[Stored entries]
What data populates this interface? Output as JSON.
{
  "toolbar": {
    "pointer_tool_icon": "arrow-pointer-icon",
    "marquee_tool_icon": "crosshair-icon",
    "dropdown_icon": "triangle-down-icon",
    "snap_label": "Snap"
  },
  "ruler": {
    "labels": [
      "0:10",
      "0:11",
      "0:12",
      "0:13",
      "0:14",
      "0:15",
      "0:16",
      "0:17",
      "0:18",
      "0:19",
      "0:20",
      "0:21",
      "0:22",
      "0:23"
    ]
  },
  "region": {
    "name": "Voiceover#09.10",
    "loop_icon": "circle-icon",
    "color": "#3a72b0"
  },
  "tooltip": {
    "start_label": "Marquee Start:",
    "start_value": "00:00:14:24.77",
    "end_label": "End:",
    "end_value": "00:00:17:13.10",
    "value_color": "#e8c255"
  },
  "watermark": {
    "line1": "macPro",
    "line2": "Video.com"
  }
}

Given instruction – Write down the full listing again, exactly.

Answer to this problem –
What data populates this interface? Output as JSON.
{
  "toolbar": {
    "pointer_tool_icon": "arrow-pointer-icon",
    "marquee_tool_icon": "crosshair-icon",
    "dropdown_icon": "triangle-down-icon",
    "snap_label": "Snap"
  },
  "ruler": {
    "labels": [
      "0:10",
      "0:11",
      "0:12",
      "0:13",
      "0:14",
      "0:15",
      "0:16",
      "0:17",
      "0:18",
      "0:19",
      "0:20",
      "0:21",
      "0:22",
      "0:23"
    ]
  },
  "region": {
    "name": "Voiceover#09.10",
    "loop_icon": "circle-icon",
    "color": "#3a72b0"
  },
  "tooltip": {
    "start_label": "Marquee Start:",
    "start_value": "00:00:14:24.77",
    "end_label": "End:",
    "end_value": "00:00:17:13.10",
    "value_color": "#e8c255"
  },
  "watermark": {
    "line1": "macPro",
    "line2": "Video.com"
  }
}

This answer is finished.